REQUIREMENT: In the listing below, find every line with the string "reeks" and pull it out.
◇ ◇ ◇
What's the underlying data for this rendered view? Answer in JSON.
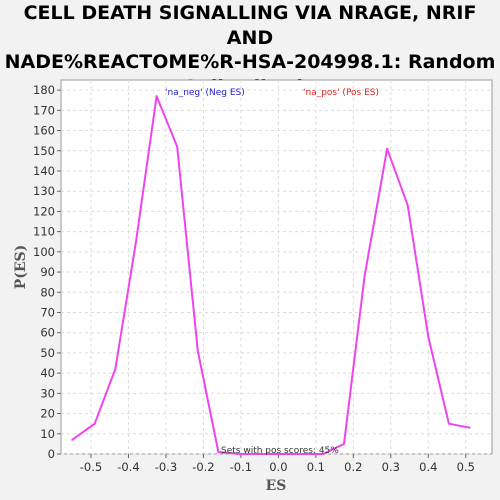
{
  "chart_data": {
    "type": "line",
    "title_lines": [
      "CELL DEATH SIGNALLING VIA NRAGE, NRIF AND",
      "NADE%REACTOME%R-HSA-204998.1: Random",
      "ES distribution"
    ],
    "xlabel": "ES",
    "ylabel": "P(ES)",
    "xlim": [
      -0.58,
      0.57
    ],
    "ylim": [
      0,
      185
    ],
    "x_ticks": [
      "-0.5",
      "-0.4",
      "-0.3",
      "-0.2",
      "-0.1",
      "0.0",
      "0.1",
      "0.2",
      "0.3",
      "0.4",
      "0.5"
    ],
    "y_ticks": [
      "0",
      "10",
      "20",
      "30",
      "40",
      "50",
      "60",
      "70",
      "80",
      "90",
      "100",
      "110",
      "120",
      "130",
      "140",
      "150",
      "160",
      "170",
      "180"
    ],
    "grid": true,
    "legend": [
      {
        "label": "'na_neg' (Neg ES)",
        "color": "#2222cc"
      },
      {
        "label": "'na_pos' (Pos ES)",
        "color": "#dd2222"
      }
    ],
    "annotation": "Sets with pos scores: 45%",
    "series": [
      {
        "color": "#ee44ee",
        "points": [
          [
            -0.55,
            7
          ],
          [
            -0.49,
            15
          ],
          [
            -0.435,
            42
          ],
          [
            -0.38,
            105
          ],
          [
            -0.325,
            177
          ],
          [
            -0.27,
            152
          ],
          [
            -0.215,
            51
          ],
          [
            -0.16,
            1
          ],
          [
            -0.105,
            0
          ],
          [
            -0.05,
            0
          ],
          [
            0.005,
            0
          ],
          [
            0.06,
            0
          ],
          [
            0.12,
            0
          ],
          [
            0.175,
            5
          ],
          [
            0.23,
            88
          ],
          [
            0.29,
            151
          ],
          [
            0.345,
            123
          ],
          [
            0.4,
            58
          ],
          [
            0.455,
            15
          ],
          [
            0.51,
            13
          ]
        ]
      }
    ]
  }
}
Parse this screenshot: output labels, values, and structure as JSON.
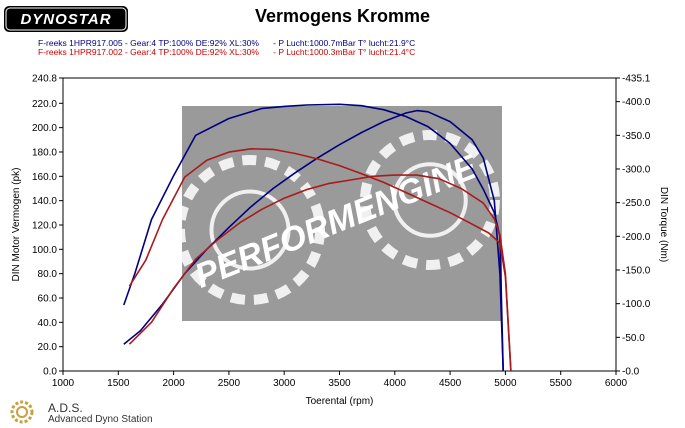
{
  "header": {
    "logo_text": "DYNOSTAR",
    "title": "Vermogens Kromme",
    "info_line_1": "F-reeks 1HPR917.005 - Gear:4 TP:100% DE:92% XL:30%      - P Lucht:1000.7mBar T° lucht:21.9°C",
    "info_line_2": "F-reeks 1HPR917.002 - Gear:4 TP:100% DE:92% XL:30%      - P Lucht:1000.3mBar T° lucht:21.4°C"
  },
  "watermark": {
    "text": "PERFORMENGINE"
  },
  "footer": {
    "title": "A.D.S.",
    "subtitle": "Advanced Dyno Station"
  },
  "colors": {
    "run1": "#000080",
    "run2": "#aa1a1a"
  },
  "chart_data": {
    "type": "line",
    "xlabel": "Toerental (rpm)",
    "ylabel": "DIN Motor Vermogen (pk)",
    "y2label": "DIN Torque (Nm)",
    "xlim": [
      1000,
      6000
    ],
    "ylim": [
      0,
      240.8
    ],
    "y2lim": [
      0,
      435.1
    ],
    "x_ticks": [
      "1000",
      "1500",
      "2000",
      "2500",
      "3000",
      "3500",
      "4000",
      "4500",
      "5000",
      "5500",
      "6000"
    ],
    "y_ticks": [
      "0.0",
      "20.0",
      "40.0",
      "60.0",
      "80.0",
      "100.0",
      "120.0",
      "140.0",
      "160.0",
      "180.0",
      "200.0",
      "220.0",
      "240.8"
    ],
    "y2_ticks": [
      "-0.0",
      "-50.0",
      "-100.0",
      "-150.0",
      "-200.0",
      "-250.0",
      "-300.0",
      "-350.0",
      "-400.0",
      "-435.1"
    ],
    "grid": false,
    "series": [
      {
        "axis": "y",
        "color": "#000080",
        "x": [
          1550,
          1700,
          1900,
          2100,
          2300,
          2500,
          2700,
          2900,
          3100,
          3300,
          3500,
          3700,
          3900,
          4100,
          4200,
          4300,
          4500,
          4700,
          4800,
          4900,
          4950,
          4980
        ],
        "y": [
          22,
          33,
          55,
          80,
          100,
          118,
          135,
          150,
          163,
          175,
          186,
          196,
          205,
          212,
          214,
          213,
          205,
          190,
          175,
          140,
          80,
          0
        ]
      },
      {
        "axis": "y2",
        "color": "#000080",
        "x": [
          1550,
          1650,
          1800,
          2000,
          2200,
          2500,
          2800,
          3000,
          3200,
          3500,
          3700,
          3900,
          4100,
          4300,
          4500,
          4700,
          4800,
          4900,
          4950,
          4980
        ],
        "y": [
          98,
          145,
          225,
          290,
          350,
          375,
          390,
          393,
          395,
          396,
          394,
          388,
          378,
          363,
          338,
          300,
          270,
          235,
          200,
          0
        ]
      },
      {
        "axis": "y",
        "color": "#aa1a1a",
        "x": [
          1600,
          1800,
          2000,
          2200,
          2400,
          2600,
          2800,
          3000,
          3200,
          3400,
          3600,
          3800,
          4000,
          4200,
          4400,
          4600,
          4800,
          4900,
          4950,
          5000,
          5050
        ],
        "y": [
          22,
          40,
          68,
          92,
          108,
          122,
          133,
          142,
          149,
          154,
          157,
          160,
          161,
          161,
          158,
          150,
          138,
          125,
          112,
          80,
          0
        ]
      },
      {
        "axis": "y2",
        "color": "#aa1a1a",
        "x": [
          1600,
          1750,
          1900,
          2100,
          2300,
          2500,
          2700,
          2900,
          3100,
          3300,
          3500,
          3700,
          3900,
          4100,
          4300,
          4500,
          4700,
          4850,
          4950,
          5000,
          5050
        ],
        "y": [
          126,
          165,
          225,
          288,
          313,
          325,
          330,
          329,
          323,
          315,
          305,
          293,
          280,
          265,
          250,
          235,
          218,
          205,
          190,
          140,
          0
        ]
      }
    ]
  }
}
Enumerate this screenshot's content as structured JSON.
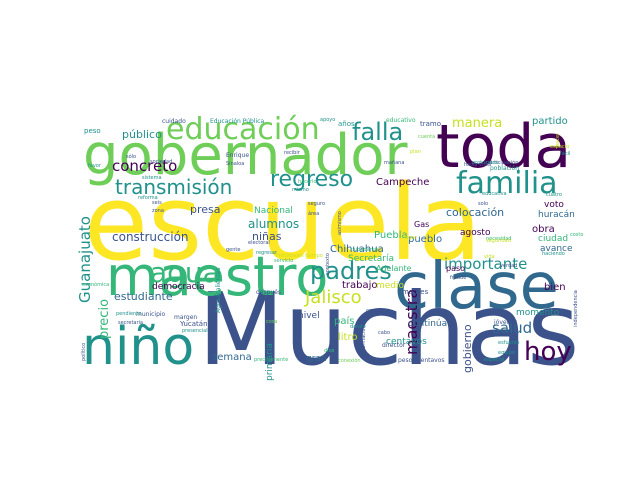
{
  "palette": {
    "purple": "#440154",
    "indigo": "#3b528b",
    "blue": "#31688e",
    "teal": "#21918c",
    "green": "#35b779",
    "lime": "#6ece58",
    "yellow": "#c8e020",
    "bright": "#fde725"
  },
  "words": [
    {
      "text": "escuela",
      "color": "bright"
    },
    {
      "text": "Muchas",
      "color": "indigo"
    },
    {
      "text": "gobernador",
      "color": "lime"
    },
    {
      "text": "toda",
      "color": "purple"
    },
    {
      "text": "clase",
      "color": "blue"
    },
    {
      "text": "maestro",
      "color": "green"
    },
    {
      "text": "niño",
      "color": "teal"
    },
    {
      "text": "educación",
      "color": "lime"
    },
    {
      "text": "familia",
      "color": "teal"
    },
    {
      "text": "agua",
      "color": "green"
    },
    {
      "text": "padres",
      "color": "teal"
    },
    {
      "text": "transmisión",
      "color": "teal"
    },
    {
      "text": "regreso",
      "color": "teal"
    },
    {
      "text": "falla",
      "color": "teal"
    },
    {
      "text": "hoy",
      "color": "purple"
    },
    {
      "text": "Jalisco",
      "color": "yellow"
    },
    {
      "text": "Guanajuato",
      "color": "teal"
    },
    {
      "text": "maestra",
      "color": "purple"
    },
    {
      "text": "concreto",
      "color": "purple"
    },
    {
      "text": "manera",
      "color": "yellow"
    },
    {
      "text": "importante",
      "color": "teal"
    },
    {
      "text": "salud",
      "color": "blue"
    },
    {
      "text": "precio",
      "color": "green"
    },
    {
      "text": "construcción",
      "color": "indigo"
    },
    {
      "text": "alumnos",
      "color": "teal"
    },
    {
      "text": "presa",
      "color": "indigo"
    },
    {
      "text": "niñas",
      "color": "indigo"
    },
    {
      "text": "estudiante",
      "color": "blue"
    },
    {
      "text": "gobierno",
      "color": "indigo"
    },
    {
      "text": "trabajo",
      "color": "purple"
    },
    {
      "text": "partido",
      "color": "teal"
    },
    {
      "text": "colocación",
      "color": "blue"
    },
    {
      "text": "Puebla",
      "color": "green"
    },
    {
      "text": "pueblo",
      "color": "blue"
    },
    {
      "text": "obra",
      "color": "purple"
    },
    {
      "text": "bien",
      "color": "purple"
    },
    {
      "text": "público",
      "color": "teal"
    },
    {
      "text": "semana",
      "color": "blue"
    },
    {
      "text": "litro",
      "color": "yellow"
    },
    {
      "text": "país",
      "color": "green"
    },
    {
      "text": "democracia",
      "color": "purple"
    },
    {
      "text": "Chihuahua",
      "color": "blue"
    },
    {
      "text": "Campeche",
      "color": "purple"
    },
    {
      "text": "Nacional",
      "color": "green"
    },
    {
      "text": "agosto",
      "color": "purple"
    },
    {
      "text": "ciudad",
      "color": "green"
    },
    {
      "text": "voto",
      "color": "purple"
    },
    {
      "text": "huracán",
      "color": "blue"
    },
    {
      "text": "avance",
      "color": "blue"
    },
    {
      "text": "momento",
      "color": "teal"
    },
    {
      "text": "medio",
      "color": "yellow"
    },
    {
      "text": "Secretaría",
      "color": "green"
    },
    {
      "text": "continúa",
      "color": "blue"
    },
    {
      "text": "centavos",
      "color": "teal"
    },
    {
      "text": "Adelante",
      "color": "green"
    },
    {
      "text": "paso",
      "color": "purple"
    },
    {
      "text": "primaria",
      "color": "teal"
    },
    {
      "text": "nivel",
      "color": "indigo"
    },
    {
      "text": "gran",
      "color": "blue"
    },
    {
      "text": "Gas",
      "color": "purple"
    },
    {
      "text": "Educación Pública",
      "color": "teal"
    },
    {
      "text": "peso",
      "color": "teal"
    },
    {
      "text": "años",
      "color": "teal"
    },
    {
      "text": "tramo",
      "color": "indigo"
    },
    {
      "text": "educativo",
      "color": "green"
    },
    {
      "text": "cuidado",
      "color": "indigo"
    },
    {
      "text": "apoyo",
      "color": "teal"
    },
    {
      "text": "madres",
      "color": "indigo"
    },
    {
      "text": "pesos centavos",
      "color": "indigo"
    },
    {
      "text": "Yucatán",
      "color": "indigo"
    },
    {
      "text": "municipio",
      "color": "indigo"
    },
    {
      "text": "director",
      "color": "indigo"
    },
    {
      "text": "jóvenes",
      "color": "indigo"
    },
    {
      "text": "esfuerzo",
      "color": "teal"
    },
    {
      "text": "especial",
      "color": "teal"
    },
    {
      "text": "económica",
      "color": "green"
    },
    {
      "text": "margen",
      "color": "indigo"
    },
    {
      "text": "secretaria",
      "color": "indigo"
    },
    {
      "text": "presencial",
      "color": "teal"
    },
    {
      "text": "reforma",
      "color": "teal"
    },
    {
      "text": "zona",
      "color": "indigo"
    },
    {
      "text": "sistema",
      "color": "teal"
    },
    {
      "text": "Enrique",
      "color": "indigo"
    },
    {
      "text": "Sinaloa",
      "color": "indigo"
    },
    {
      "text": "Aguascalientes",
      "color": "teal"
    },
    {
      "text": "electoral",
      "color": "indigo"
    },
    {
      "text": "gente",
      "color": "indigo"
    },
    {
      "text": "recibir",
      "color": "indigo"
    },
    {
      "text": "mismo",
      "color": "teal"
    },
    {
      "text": "área",
      "color": "indigo"
    },
    {
      "text": "población",
      "color": "teal"
    },
    {
      "text": "participación",
      "color": "indigo"
    },
    {
      "text": "cuatro",
      "color": "teal"
    },
    {
      "text": "educativa",
      "color": "teal"
    },
    {
      "text": "seguro",
      "color": "indigo"
    },
    {
      "text": "vida",
      "color": "yellow"
    },
    {
      "text": "fraude",
      "color": "indigo"
    },
    {
      "text": "haciendo",
      "color": "teal"
    },
    {
      "text": "verdad",
      "color": "indigo"
    },
    {
      "text": "fácil",
      "color": "teal"
    },
    {
      "text": "solo",
      "color": "indigo"
    },
    {
      "text": "protocolos",
      "color": "teal"
    },
    {
      "text": "sólo",
      "color": "indigo"
    },
    {
      "text": "seis",
      "color": "indigo"
    },
    {
      "text": "pendiente",
      "color": "teal"
    },
    {
      "text": "político",
      "color": "indigo"
    },
    {
      "text": "río",
      "color": "indigo"
    },
    {
      "text": "cabo",
      "color": "indigo"
    },
    {
      "text": "dando",
      "color": "teal"
    },
    {
      "text": "GENERAL",
      "color": "indigo"
    },
    {
      "text": "información",
      "color": "indigo"
    },
    {
      "text": "después",
      "color": "indigo"
    },
    {
      "text": "gusto",
      "color": "indigo"
    },
    {
      "text": "contexto",
      "color": "indigo"
    },
    {
      "text": "equipo",
      "color": "teal"
    },
    {
      "text": "independencia",
      "color": "indigo"
    },
    {
      "text": "mañana",
      "color": "indigo"
    },
    {
      "text": "servicio",
      "color": "green"
    },
    {
      "text": "regresar",
      "color": "teal"
    },
    {
      "text": "Felicidades tiempo",
      "color": "yellow"
    },
    {
      "text": "precisamente",
      "color": "green"
    },
    {
      "text": "conexión",
      "color": "lime"
    },
    {
      "text": "dice",
      "color": "green"
    },
    {
      "text": "favor",
      "color": "teal"
    },
    {
      "text": "hacia vista",
      "color": "indigo"
    },
    {
      "text": "cosa",
      "color": "lime"
    },
    {
      "text": "sociedad",
      "color": "indigo"
    },
    {
      "text": "asimismo",
      "color": "indigo"
    },
    {
      "text": "lugar",
      "color": "yellow"
    },
    {
      "text": "necesidad",
      "color": "green"
    },
    {
      "text": "seguridad",
      "color": "yellow"
    },
    {
      "text": "ciudadanos",
      "color": "green"
    },
    {
      "text": "plan",
      "color": "yellow"
    },
    {
      "text": "cuenta",
      "color": "lime"
    },
    {
      "text": "costo",
      "color": "green"
    },
    {
      "text": "hacer",
      "color": "yellow"
    },
    {
      "text": "hacerlo",
      "color": "green"
    },
    {
      "text": "espacio",
      "color": "yellow"
    }
  ]
}
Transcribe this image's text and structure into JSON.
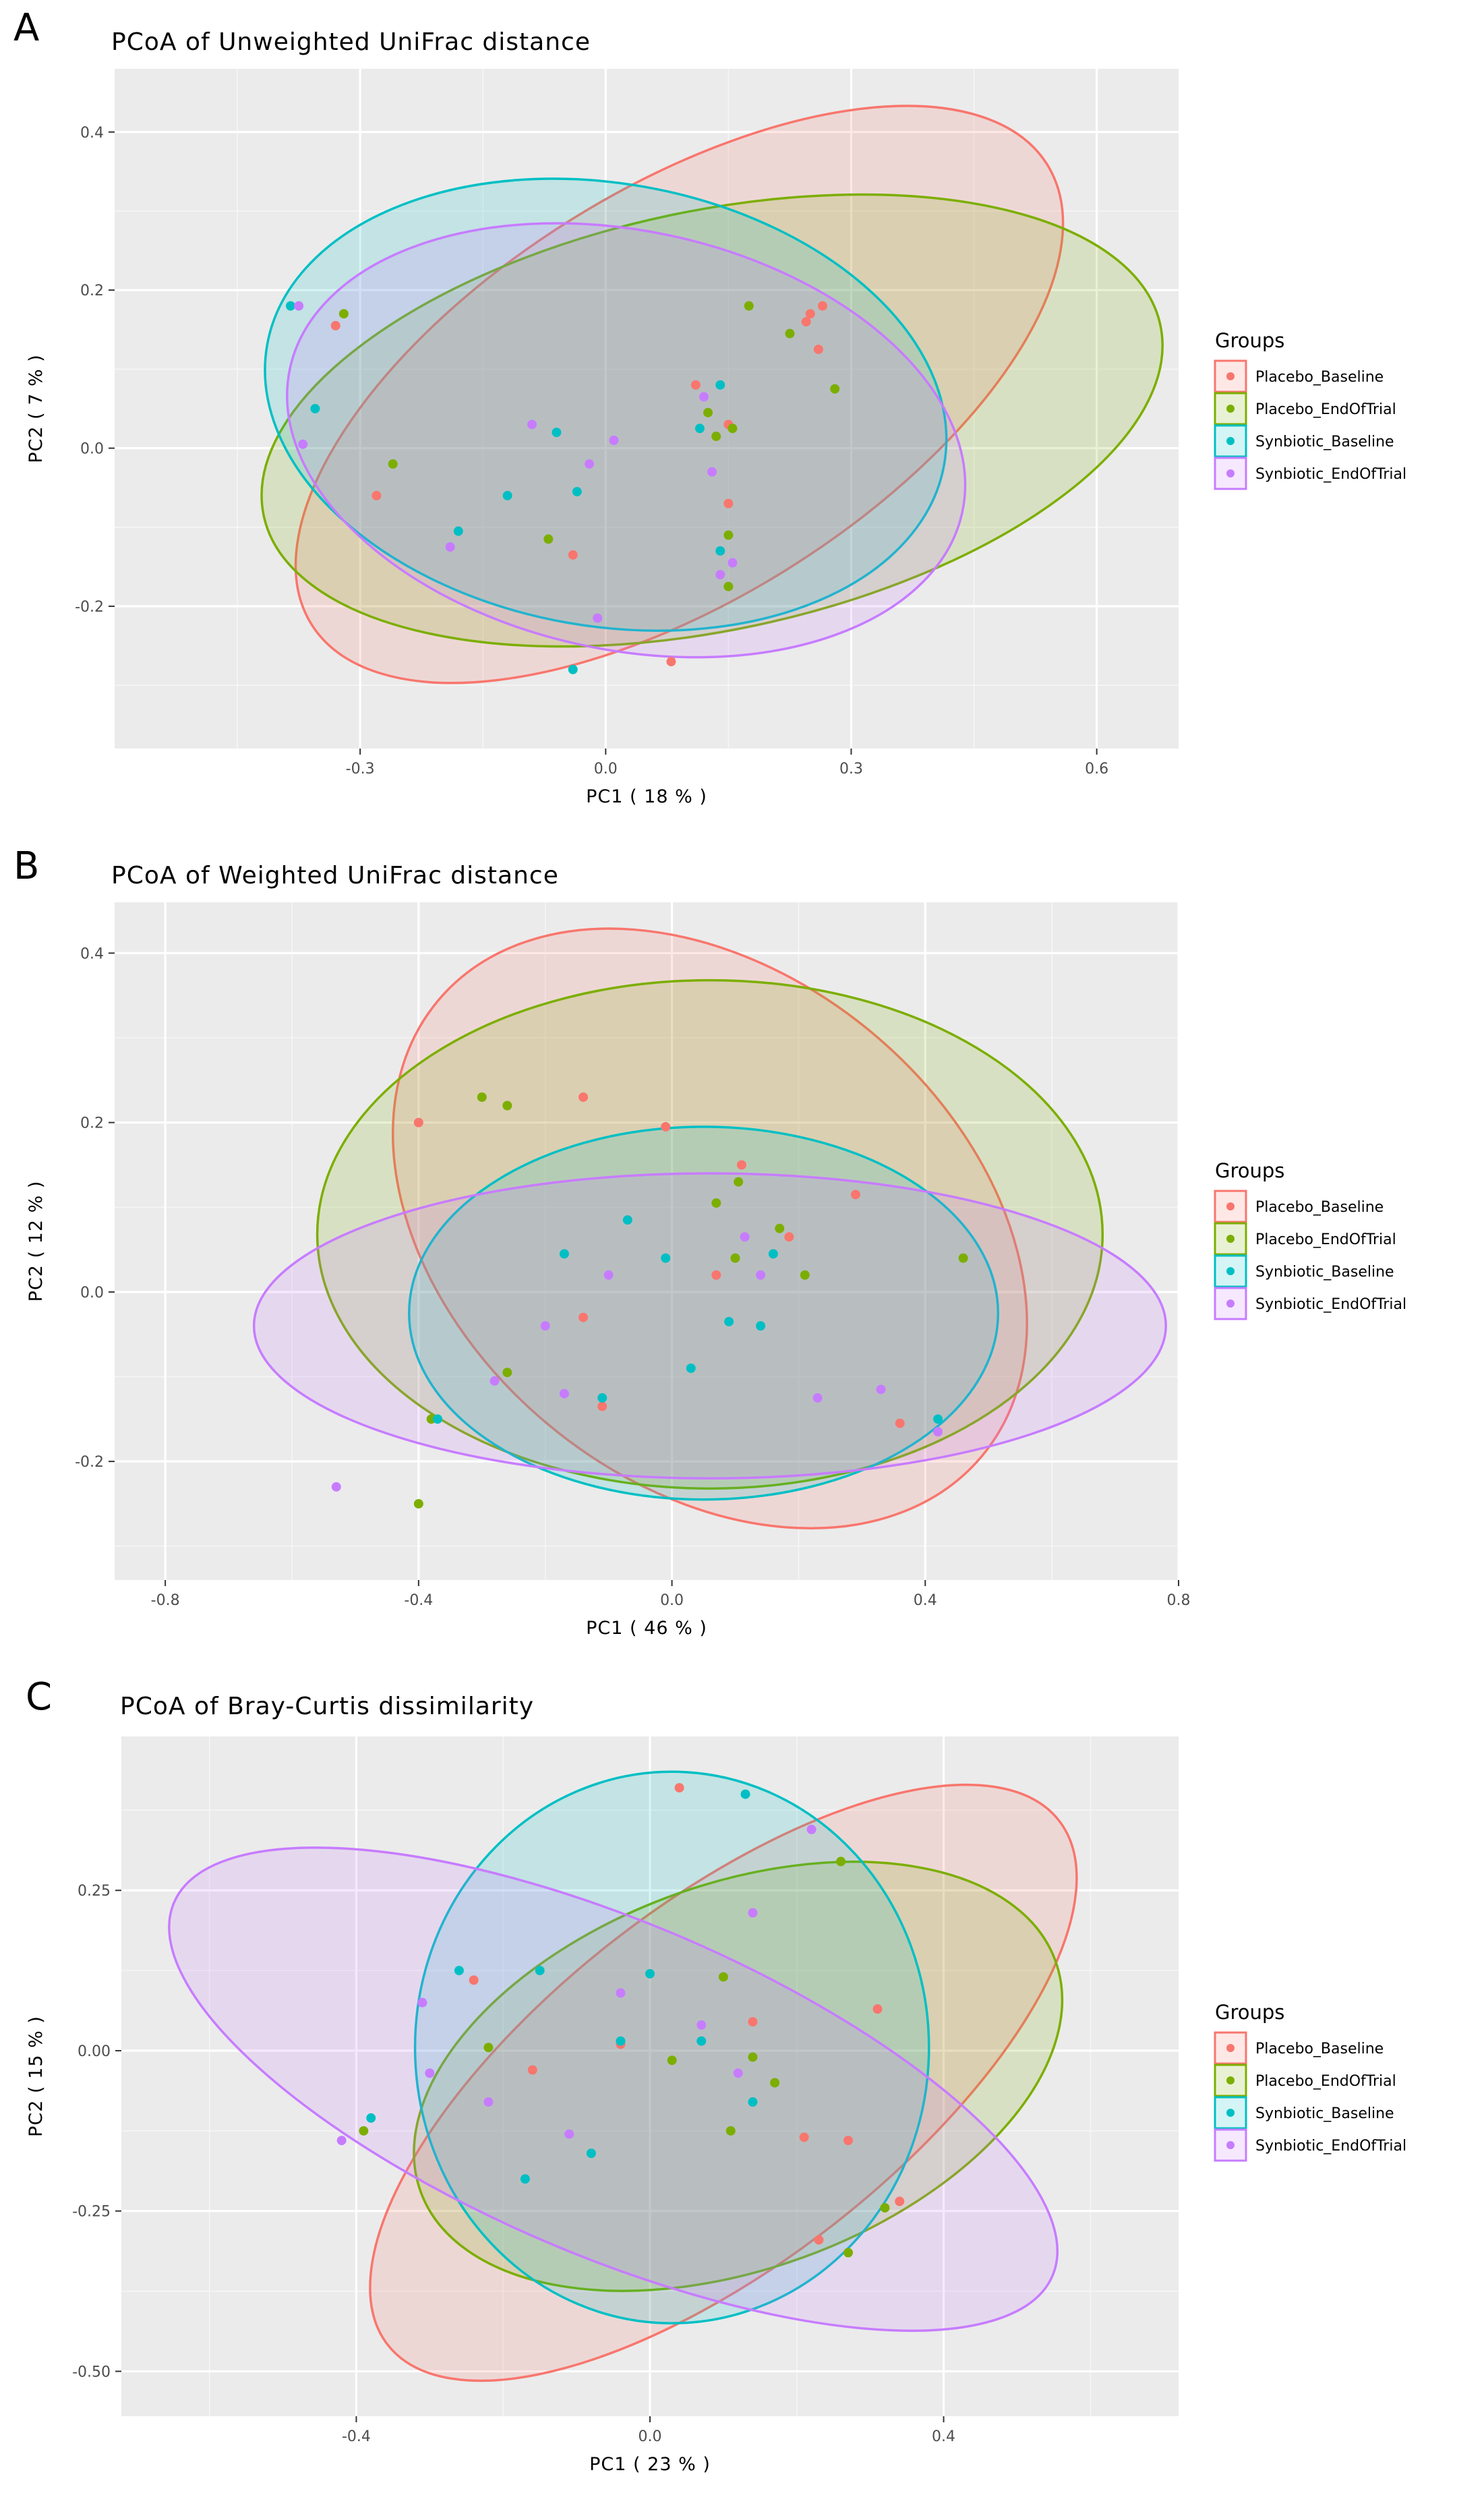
◇ ◇ ◇
THE ANSWER:
    "info_line_1": "F-reeks 1HPR917.005 - Gear:4 TP:100% DE:92% XL:30%      - P Lucht:1000.7mBar T° lucht:21.9°C",
    "info_line_2": "F-reeks 1HPR917.002 - Gear:4 TP:100% DE:92% XL:30%      - P Lucht:1000.3mBar T° lucht:21.4°C"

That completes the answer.